Output the marketing plan passage verbatim, starting at "In accordance with a" and ending at "high-rise condominium owners.".

Excerpt:
--------------------------------
In step S404, a marketing plan is defined based on integrated data of the database and the marketing data. The marketing plan may be defined in accordance with several alternative techniques, which may be executed alone or cumulatively.

In accordance with a first technique for establishing a marketing plan, the market is defined by a preferential list of one or more customers selected based on the integrated data. Customers may be targeted based on income, property size, real estate value, size of dwelling or other customer attributes such that the customer's needs may coincide sufficiently with the product offering. For example, a seller of lawn mowers as a product may target customers with a lawn of a certain minimum size and would avoid targeting high-rise condominium owners.

The seller or distributor of seeds, saplings, plants or precursors to a crop or other products may have access to environmental data, product performance data, grower performance data, and geographic data for formation of a targeted preferential customer list for marketing of products. The seller or distributor can add real value to the sales process by providing the customer-grower with a product that is the best technical fit for the customer-grower's environment and previous grower performance data. Further, specific growers may be assigned to each product or a pool of suitable or available products to assist in direct marketing and targeting sales.
--------------------------------
Document structure recognition records
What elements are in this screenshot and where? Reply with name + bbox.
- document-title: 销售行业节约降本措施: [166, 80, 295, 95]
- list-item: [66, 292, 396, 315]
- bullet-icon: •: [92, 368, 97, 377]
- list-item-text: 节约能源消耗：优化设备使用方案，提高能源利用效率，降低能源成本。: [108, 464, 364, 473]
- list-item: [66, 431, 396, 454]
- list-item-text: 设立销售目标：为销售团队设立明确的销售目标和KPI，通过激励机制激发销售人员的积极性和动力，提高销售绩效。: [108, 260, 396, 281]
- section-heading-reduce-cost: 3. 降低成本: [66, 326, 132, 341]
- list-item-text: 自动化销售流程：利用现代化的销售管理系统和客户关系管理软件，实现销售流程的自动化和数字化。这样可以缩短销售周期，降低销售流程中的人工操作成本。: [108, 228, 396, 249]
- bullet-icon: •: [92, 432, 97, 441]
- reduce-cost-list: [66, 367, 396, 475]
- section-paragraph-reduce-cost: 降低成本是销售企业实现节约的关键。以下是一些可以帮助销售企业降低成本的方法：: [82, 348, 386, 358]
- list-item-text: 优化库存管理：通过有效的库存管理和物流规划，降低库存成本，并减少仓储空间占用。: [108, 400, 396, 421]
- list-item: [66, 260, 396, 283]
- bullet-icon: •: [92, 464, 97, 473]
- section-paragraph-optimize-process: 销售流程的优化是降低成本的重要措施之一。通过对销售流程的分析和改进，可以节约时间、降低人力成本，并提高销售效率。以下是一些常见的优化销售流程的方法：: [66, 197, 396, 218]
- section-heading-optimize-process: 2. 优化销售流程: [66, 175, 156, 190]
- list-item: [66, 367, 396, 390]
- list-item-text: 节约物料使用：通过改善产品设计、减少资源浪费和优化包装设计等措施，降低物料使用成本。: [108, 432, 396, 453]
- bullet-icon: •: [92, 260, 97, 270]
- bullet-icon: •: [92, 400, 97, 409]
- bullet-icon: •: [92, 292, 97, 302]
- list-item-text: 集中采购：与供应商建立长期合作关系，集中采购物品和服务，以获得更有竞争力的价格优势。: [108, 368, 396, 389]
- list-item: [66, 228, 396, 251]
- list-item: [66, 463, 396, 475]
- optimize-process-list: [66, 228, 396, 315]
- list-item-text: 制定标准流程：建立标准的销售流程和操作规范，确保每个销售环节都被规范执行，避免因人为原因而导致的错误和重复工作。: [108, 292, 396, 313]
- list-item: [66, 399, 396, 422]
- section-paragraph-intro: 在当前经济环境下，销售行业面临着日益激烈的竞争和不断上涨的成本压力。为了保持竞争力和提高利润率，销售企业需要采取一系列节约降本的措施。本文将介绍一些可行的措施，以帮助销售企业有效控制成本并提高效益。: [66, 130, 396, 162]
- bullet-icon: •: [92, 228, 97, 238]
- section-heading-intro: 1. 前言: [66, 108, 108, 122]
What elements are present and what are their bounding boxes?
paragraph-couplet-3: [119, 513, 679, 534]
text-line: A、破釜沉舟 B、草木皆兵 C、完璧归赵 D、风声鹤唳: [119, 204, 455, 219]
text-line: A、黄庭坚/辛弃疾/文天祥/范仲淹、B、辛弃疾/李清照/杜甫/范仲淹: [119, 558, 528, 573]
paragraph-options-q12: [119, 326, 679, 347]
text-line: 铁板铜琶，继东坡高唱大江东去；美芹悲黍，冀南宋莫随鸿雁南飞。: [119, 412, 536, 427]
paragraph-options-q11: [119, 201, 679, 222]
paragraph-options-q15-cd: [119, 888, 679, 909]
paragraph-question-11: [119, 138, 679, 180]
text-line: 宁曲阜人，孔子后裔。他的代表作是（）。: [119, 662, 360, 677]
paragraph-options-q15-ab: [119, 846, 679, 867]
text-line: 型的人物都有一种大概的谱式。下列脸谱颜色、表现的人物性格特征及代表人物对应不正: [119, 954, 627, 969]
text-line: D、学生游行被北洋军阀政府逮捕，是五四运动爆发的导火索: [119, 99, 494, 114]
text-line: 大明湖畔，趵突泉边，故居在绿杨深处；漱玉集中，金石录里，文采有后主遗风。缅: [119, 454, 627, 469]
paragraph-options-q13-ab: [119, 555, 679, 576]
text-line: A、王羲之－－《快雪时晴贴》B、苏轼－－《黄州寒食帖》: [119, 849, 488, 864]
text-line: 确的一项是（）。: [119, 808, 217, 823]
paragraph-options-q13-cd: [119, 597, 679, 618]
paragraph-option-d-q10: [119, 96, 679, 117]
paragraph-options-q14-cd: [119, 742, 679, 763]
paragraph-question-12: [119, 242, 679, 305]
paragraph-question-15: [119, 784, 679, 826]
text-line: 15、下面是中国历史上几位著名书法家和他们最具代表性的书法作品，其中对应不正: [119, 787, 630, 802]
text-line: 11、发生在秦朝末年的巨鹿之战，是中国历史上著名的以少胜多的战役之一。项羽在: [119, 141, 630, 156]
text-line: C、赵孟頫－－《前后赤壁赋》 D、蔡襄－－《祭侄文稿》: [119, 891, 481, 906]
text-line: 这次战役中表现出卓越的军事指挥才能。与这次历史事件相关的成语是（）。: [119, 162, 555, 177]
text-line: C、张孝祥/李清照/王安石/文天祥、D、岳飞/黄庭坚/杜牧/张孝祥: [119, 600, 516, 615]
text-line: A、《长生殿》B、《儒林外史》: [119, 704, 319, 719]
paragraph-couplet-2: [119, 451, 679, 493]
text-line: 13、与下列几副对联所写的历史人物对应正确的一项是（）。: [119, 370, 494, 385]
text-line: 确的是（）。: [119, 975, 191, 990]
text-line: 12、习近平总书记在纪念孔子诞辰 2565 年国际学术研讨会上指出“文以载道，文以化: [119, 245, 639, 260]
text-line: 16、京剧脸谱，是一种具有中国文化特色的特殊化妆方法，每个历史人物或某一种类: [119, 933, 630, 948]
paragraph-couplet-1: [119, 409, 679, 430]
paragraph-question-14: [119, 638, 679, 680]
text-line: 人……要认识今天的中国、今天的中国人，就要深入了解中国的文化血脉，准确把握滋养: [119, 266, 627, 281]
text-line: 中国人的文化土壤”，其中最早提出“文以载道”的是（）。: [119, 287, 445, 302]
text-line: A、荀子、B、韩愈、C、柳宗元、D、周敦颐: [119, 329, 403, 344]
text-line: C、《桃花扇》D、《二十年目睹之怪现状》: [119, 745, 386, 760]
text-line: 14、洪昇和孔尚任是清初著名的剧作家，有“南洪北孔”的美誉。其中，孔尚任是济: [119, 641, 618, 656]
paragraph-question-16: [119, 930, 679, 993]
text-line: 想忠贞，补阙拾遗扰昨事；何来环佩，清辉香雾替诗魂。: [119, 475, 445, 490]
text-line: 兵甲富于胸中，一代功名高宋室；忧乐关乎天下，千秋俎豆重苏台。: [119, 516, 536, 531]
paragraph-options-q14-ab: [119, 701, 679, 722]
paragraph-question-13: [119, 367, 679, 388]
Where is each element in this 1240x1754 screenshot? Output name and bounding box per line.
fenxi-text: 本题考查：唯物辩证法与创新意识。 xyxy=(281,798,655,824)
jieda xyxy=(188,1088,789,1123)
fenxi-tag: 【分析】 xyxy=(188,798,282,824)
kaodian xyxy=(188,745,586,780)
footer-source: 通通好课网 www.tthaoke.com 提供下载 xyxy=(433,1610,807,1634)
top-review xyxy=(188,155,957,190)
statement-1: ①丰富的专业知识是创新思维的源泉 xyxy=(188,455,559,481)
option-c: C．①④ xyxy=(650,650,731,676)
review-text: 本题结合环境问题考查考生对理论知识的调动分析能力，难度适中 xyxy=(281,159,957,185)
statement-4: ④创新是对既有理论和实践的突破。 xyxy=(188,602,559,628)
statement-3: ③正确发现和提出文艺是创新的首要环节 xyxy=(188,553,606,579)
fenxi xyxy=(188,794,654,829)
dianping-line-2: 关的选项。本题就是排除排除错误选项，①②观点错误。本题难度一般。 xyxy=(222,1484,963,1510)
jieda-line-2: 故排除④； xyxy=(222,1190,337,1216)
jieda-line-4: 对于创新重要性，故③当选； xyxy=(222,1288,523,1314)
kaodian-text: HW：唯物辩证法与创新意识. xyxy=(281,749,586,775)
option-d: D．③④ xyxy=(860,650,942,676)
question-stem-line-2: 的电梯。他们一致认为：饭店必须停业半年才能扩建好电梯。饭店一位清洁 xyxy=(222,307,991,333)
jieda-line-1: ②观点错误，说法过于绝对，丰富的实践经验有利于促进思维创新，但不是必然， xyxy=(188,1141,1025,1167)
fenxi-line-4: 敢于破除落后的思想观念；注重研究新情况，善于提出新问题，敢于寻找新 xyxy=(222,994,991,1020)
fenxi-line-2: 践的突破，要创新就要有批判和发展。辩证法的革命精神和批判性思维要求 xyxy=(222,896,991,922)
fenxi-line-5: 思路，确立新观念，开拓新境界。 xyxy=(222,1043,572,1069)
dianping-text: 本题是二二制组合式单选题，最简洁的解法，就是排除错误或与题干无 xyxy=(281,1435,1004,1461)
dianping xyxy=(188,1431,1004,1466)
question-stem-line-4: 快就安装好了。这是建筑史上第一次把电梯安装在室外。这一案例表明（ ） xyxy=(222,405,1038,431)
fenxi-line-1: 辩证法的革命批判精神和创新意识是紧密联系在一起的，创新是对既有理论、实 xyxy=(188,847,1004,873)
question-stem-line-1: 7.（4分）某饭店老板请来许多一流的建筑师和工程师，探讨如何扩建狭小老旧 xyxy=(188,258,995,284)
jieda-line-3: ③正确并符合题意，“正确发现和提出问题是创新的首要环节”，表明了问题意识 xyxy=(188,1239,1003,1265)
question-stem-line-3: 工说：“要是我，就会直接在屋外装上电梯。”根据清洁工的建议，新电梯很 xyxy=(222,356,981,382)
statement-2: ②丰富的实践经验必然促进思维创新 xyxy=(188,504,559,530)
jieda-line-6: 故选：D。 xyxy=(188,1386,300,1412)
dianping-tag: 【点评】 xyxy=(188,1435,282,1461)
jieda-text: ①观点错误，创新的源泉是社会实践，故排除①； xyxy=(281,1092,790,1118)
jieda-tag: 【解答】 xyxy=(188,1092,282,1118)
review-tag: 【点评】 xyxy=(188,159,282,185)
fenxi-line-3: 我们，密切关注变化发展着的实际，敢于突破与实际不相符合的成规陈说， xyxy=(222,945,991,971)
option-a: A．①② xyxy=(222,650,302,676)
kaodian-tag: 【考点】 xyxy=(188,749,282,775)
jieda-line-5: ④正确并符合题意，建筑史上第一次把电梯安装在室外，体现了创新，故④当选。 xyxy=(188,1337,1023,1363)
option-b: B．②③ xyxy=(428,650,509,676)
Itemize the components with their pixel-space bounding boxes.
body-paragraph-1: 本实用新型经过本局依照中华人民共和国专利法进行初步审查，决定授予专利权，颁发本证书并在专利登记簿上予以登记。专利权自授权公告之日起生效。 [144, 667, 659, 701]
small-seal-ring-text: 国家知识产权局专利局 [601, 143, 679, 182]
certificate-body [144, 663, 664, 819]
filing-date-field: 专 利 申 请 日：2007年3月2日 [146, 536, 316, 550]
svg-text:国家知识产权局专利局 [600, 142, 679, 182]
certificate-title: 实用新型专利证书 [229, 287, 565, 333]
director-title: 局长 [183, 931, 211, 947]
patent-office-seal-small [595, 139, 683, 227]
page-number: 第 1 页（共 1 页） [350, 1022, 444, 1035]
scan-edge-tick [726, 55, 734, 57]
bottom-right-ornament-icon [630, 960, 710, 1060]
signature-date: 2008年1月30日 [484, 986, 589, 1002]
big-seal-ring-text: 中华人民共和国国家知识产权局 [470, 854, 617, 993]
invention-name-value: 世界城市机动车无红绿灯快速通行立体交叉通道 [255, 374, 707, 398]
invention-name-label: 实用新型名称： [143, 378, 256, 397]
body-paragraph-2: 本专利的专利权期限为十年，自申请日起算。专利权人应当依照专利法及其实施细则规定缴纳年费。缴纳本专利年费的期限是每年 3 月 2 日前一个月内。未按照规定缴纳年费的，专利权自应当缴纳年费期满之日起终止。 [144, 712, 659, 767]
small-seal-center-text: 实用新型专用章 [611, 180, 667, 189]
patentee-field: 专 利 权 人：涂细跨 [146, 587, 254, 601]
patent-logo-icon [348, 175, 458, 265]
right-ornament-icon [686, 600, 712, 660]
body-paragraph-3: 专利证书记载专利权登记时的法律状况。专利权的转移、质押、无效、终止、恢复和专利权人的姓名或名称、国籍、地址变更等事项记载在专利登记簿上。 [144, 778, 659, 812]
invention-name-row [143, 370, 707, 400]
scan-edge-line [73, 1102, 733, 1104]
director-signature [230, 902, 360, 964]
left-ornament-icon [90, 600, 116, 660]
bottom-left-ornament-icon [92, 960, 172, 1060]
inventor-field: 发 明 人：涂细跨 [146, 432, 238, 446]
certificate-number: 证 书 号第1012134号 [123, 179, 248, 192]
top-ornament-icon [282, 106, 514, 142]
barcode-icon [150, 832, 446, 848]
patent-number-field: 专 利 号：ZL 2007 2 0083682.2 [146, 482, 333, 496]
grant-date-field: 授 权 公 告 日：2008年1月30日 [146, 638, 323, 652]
--------------------------------
Result:
In accordance with a first technique for establishing a marketing plan, the market is defined by a preferential list of one or more customers selected based on the integrated data. Customers may be targeted based on income, property size, real estate value, size of dwelling or other customer attributes such that the customer's needs may coincide sufficiently with the product offering. For example, a seller of lawn mowers as a product may target customers with a lawn of a certain minimum size and would avoid targeting high-rise condominium owners.